## Work instructions
All of the data should be output character for character, except the pictures.

## Record set
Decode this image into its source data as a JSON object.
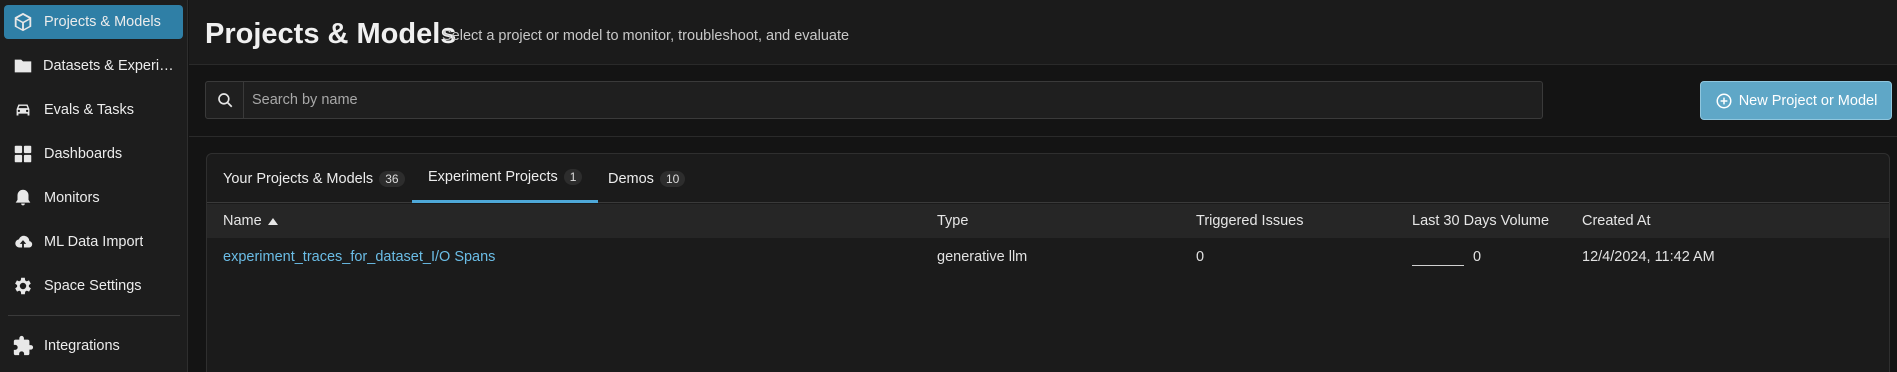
{
  "sidebar": {
    "items": [
      {
        "label": "Projects & Models",
        "icon": "cube-icon",
        "active": true
      },
      {
        "label": "Datasets & Experiments",
        "icon": "folder-icon",
        "active": false
      },
      {
        "label": "Evals & Tasks",
        "icon": "car-icon",
        "active": false
      },
      {
        "label": "Dashboards",
        "icon": "grid-icon",
        "active": false
      },
      {
        "label": "Monitors",
        "icon": "bell-icon",
        "active": false
      },
      {
        "label": "ML Data Import",
        "icon": "cloud-upload-icon",
        "active": false
      },
      {
        "label": "Space Settings",
        "icon": "gear-icon",
        "active": false
      },
      {
        "label": "Integrations",
        "icon": "puzzle-icon",
        "active": false
      }
    ]
  },
  "header": {
    "title": "Projects & Models",
    "subtitle": "Select a project or model to monitor, troubleshoot, and evaluate"
  },
  "search": {
    "placeholder": "Search by name",
    "value": ""
  },
  "actions": {
    "new_label": "New Project or Model"
  },
  "tabs": [
    {
      "label": "Your Projects & Models",
      "count": "36",
      "active": false
    },
    {
      "label": "Experiment Projects",
      "count": "1",
      "active": true
    },
    {
      "label": "Demos",
      "count": "10",
      "active": false
    }
  ],
  "table": {
    "columns": [
      "Name",
      "Type",
      "Triggered Issues",
      "Last 30 Days Volume",
      "Created At"
    ],
    "sort_column": "Name",
    "sort_direction": "ascending",
    "rows": [
      {
        "name": "experiment_traces_for_dataset_I/O Spans",
        "type": "generative llm",
        "triggered_issues": "0",
        "volume": "0",
        "created_at": "12/4/2024, 11:42 AM"
      }
    ]
  },
  "colors": {
    "accent": "#2f7fa6",
    "button": "#5fa7c7",
    "link": "#6bbde6",
    "tab_underline": "#4ea8d8"
  }
}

## Solution to this exercise
Decode this image into its source data as a JSON object.
{
  "sidebar": {
    "items": [
      {
        "label": "Projects & Models",
        "icon": "cube-icon",
        "active": true
      },
      {
        "label": "Datasets & Experiments",
        "icon": "folder-icon",
        "active": false
      },
      {
        "label": "Evals & Tasks",
        "icon": "car-icon",
        "active": false
      },
      {
        "label": "Dashboards",
        "icon": "grid-icon",
        "active": false
      },
      {
        "label": "Monitors",
        "icon": "bell-icon",
        "active": false
      },
      {
        "label": "ML Data Import",
        "icon": "cloud-upload-icon",
        "active": false
      },
      {
        "label": "Space Settings",
        "icon": "gear-icon",
        "active": false
      },
      {
        "label": "Integrations",
        "icon": "puzzle-icon",
        "active": false
      }
    ]
  },
  "header": {
    "title": "Projects & Models",
    "subtitle": "Select a project or model to monitor, troubleshoot, and evaluate"
  },
  "search": {
    "placeholder": "Search by name",
    "value": ""
  },
  "actions": {
    "new_label": "New Project or Model"
  },
  "tabs": [
    {
      "label": "Your Projects & Models",
      "count": "36",
      "active": false
    },
    {
      "label": "Experiment Projects",
      "count": "1",
      "active": true
    },
    {
      "label": "Demos",
      "count": "10",
      "active": false
    }
  ],
  "table": {
    "columns": [
      "Name",
      "Type",
      "Triggered Issues",
      "Last 30 Days Volume",
      "Created At"
    ],
    "sort_column": "Name",
    "sort_direction": "ascending",
    "rows": [
      {
        "name": "experiment_traces_for_dataset_I/O Spans",
        "type": "generative llm",
        "triggered_issues": "0",
        "volume": "0",
        "created_at": "12/4/2024, 11:42 AM"
      }
    ]
  },
  "colors": {
    "accent": "#2f7fa6",
    "button": "#5fa7c7",
    "link": "#6bbde6",
    "tab_underline": "#4ea8d8"
  }
}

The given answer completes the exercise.